[Saved entries]
================================

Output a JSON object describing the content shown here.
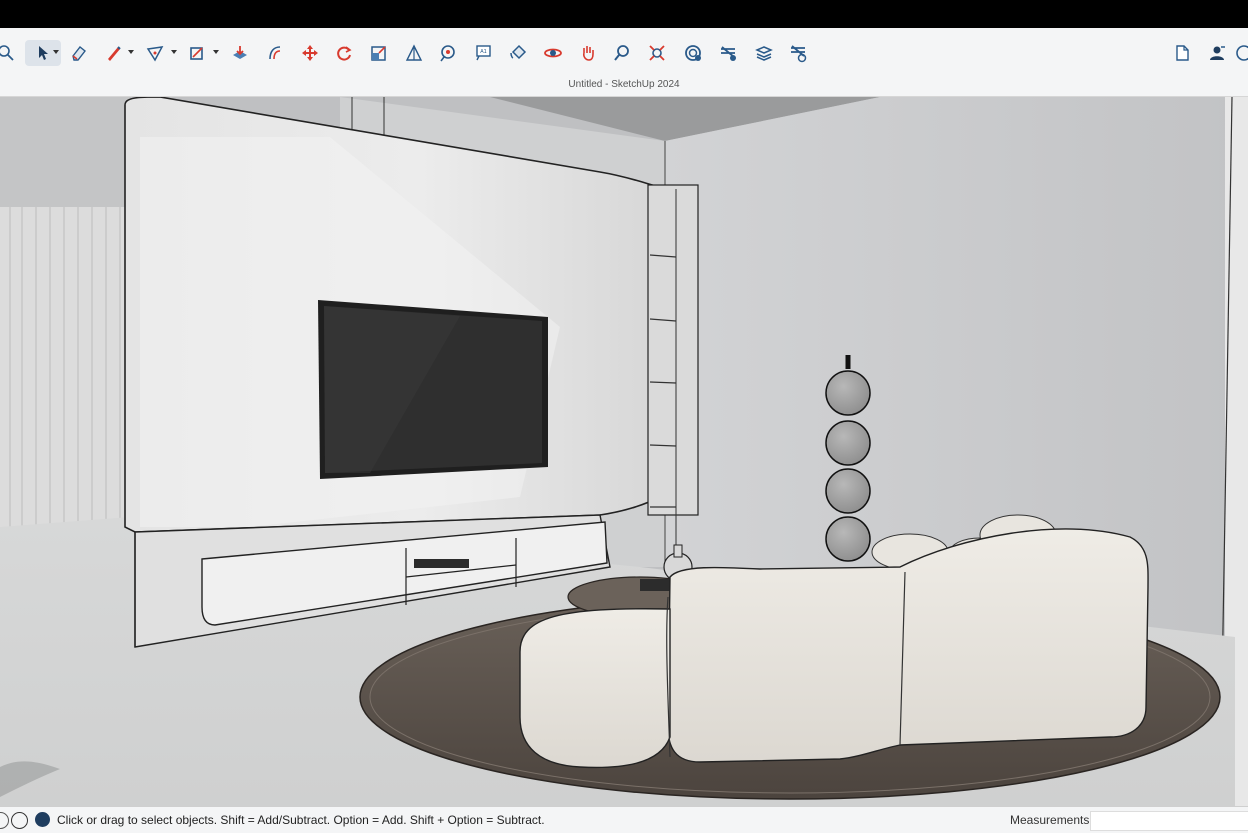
{
  "window": {
    "title": "Untitled - SketchUp 2024"
  },
  "toolbar": {
    "tools": [
      {
        "name": "search-icon",
        "label": "Search"
      },
      {
        "name": "select-arrow-icon",
        "label": "Select"
      },
      {
        "name": "eraser-icon",
        "label": "Eraser"
      },
      {
        "name": "pencil-line-icon",
        "label": "Line"
      },
      {
        "name": "freehand-arc-icon",
        "label": "Arc"
      },
      {
        "name": "rectangle-icon",
        "label": "Rectangle"
      },
      {
        "name": "push-pull-icon",
        "label": "Push/Pull"
      },
      {
        "name": "offset-icon",
        "label": "Offset"
      },
      {
        "name": "move-icon",
        "label": "Move"
      },
      {
        "name": "rotate-icon",
        "label": "Rotate"
      },
      {
        "name": "scale-icon",
        "label": "Scale"
      },
      {
        "name": "follow-me-icon",
        "label": "Follow Me"
      },
      {
        "name": "tape-measure-icon",
        "label": "Tape Measure"
      },
      {
        "name": "text-icon",
        "label": "Text"
      },
      {
        "name": "paint-bucket-icon",
        "label": "Paint Bucket"
      },
      {
        "name": "orbit-icon",
        "label": "Orbit"
      },
      {
        "name": "pan-icon",
        "label": "Pan"
      },
      {
        "name": "zoom-icon",
        "label": "Zoom"
      },
      {
        "name": "zoom-extents-icon",
        "label": "Zoom Extents"
      },
      {
        "name": "3d-warehouse-icon",
        "label": "3D Warehouse"
      },
      {
        "name": "extension-warehouse-icon",
        "label": "Extension Warehouse"
      },
      {
        "name": "layout-send-icon",
        "label": "Send to LayOut"
      },
      {
        "name": "extension-manager-icon",
        "label": "Extension Manager"
      }
    ],
    "right_tools": [
      {
        "name": "new-file-icon",
        "label": "New"
      },
      {
        "name": "account-icon",
        "label": "Account"
      },
      {
        "name": "help-icon",
        "label": "Help"
      }
    ]
  },
  "statusbar": {
    "hint": "Click or drag to select objects. Shift = Add/Subtract. Option = Add. Shift + Option = Subtract.",
    "measurements_label": "Measurements",
    "measurements_value": ""
  },
  "colors": {
    "toolbar_bg": "#f4f5f6",
    "icon_blue": "#2a5a8a",
    "icon_red": "#d83a2e",
    "sofa": "#e9e6e0",
    "rug": "#5c534c",
    "tv": "#2f2f2f"
  }
}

================================

* **WHAT TO PRODUCE**
In your copy, leave out the pictures and reproduce the material above exactly.

* **WRITTEN ANSWER**
Output a JSON object describing the content shown here.
{
  "window": {
    "title": "Untitled - SketchUp 2024"
  },
  "toolbar": {
    "tools": [
      {
        "name": "search-icon",
        "label": "Search"
      },
      {
        "name": "select-arrow-icon",
        "label": "Select"
      },
      {
        "name": "eraser-icon",
        "label": "Eraser"
      },
      {
        "name": "pencil-line-icon",
        "label": "Line"
      },
      {
        "name": "freehand-arc-icon",
        "label": "Arc"
      },
      {
        "name": "rectangle-icon",
        "label": "Rectangle"
      },
      {
        "name": "push-pull-icon",
        "label": "Push/Pull"
      },
      {
        "name": "offset-icon",
        "label": "Offset"
      },
      {
        "name": "move-icon",
        "label": "Move"
      },
      {
        "name": "rotate-icon",
        "label": "Rotate"
      },
      {
        "name": "scale-icon",
        "label": "Scale"
      },
      {
        "name": "follow-me-icon",
        "label": "Follow Me"
      },
      {
        "name": "tape-measure-icon",
        "label": "Tape Measure"
      },
      {
        "name": "text-icon",
        "label": "Text"
      },
      {
        "name": "paint-bucket-icon",
        "label": "Paint Bucket"
      },
      {
        "name": "orbit-icon",
        "label": "Orbit"
      },
      {
        "name": "pan-icon",
        "label": "Pan"
      },
      {
        "name": "zoom-icon",
        "label": "Zoom"
      },
      {
        "name": "zoom-extents-icon",
        "label": "Zoom Extents"
      },
      {
        "name": "3d-warehouse-icon",
        "label": "3D Warehouse"
      },
      {
        "name": "extension-warehouse-icon",
        "label": "Extension Warehouse"
      },
      {
        "name": "layout-send-icon",
        "label": "Send to LayOut"
      },
      {
        "name": "extension-manager-icon",
        "label": "Extension Manager"
      }
    ],
    "right_tools": [
      {
        "name": "new-file-icon",
        "label": "New"
      },
      {
        "name": "account-icon",
        "label": "Account"
      },
      {
        "name": "help-icon",
        "label": "Help"
      }
    ]
  },
  "statusbar": {
    "hint": "Click or drag to select objects. Shift = Add/Subtract. Option = Add. Shift + Option = Subtract.",
    "measurements_label": "Measurements",
    "measurements_value": ""
  },
  "colors": {
    "toolbar_bg": "#f4f5f6",
    "icon_blue": "#2a5a8a",
    "icon_red": "#d83a2e",
    "sofa": "#e9e6e0",
    "rug": "#5c534c",
    "tv": "#2f2f2f"
  }
}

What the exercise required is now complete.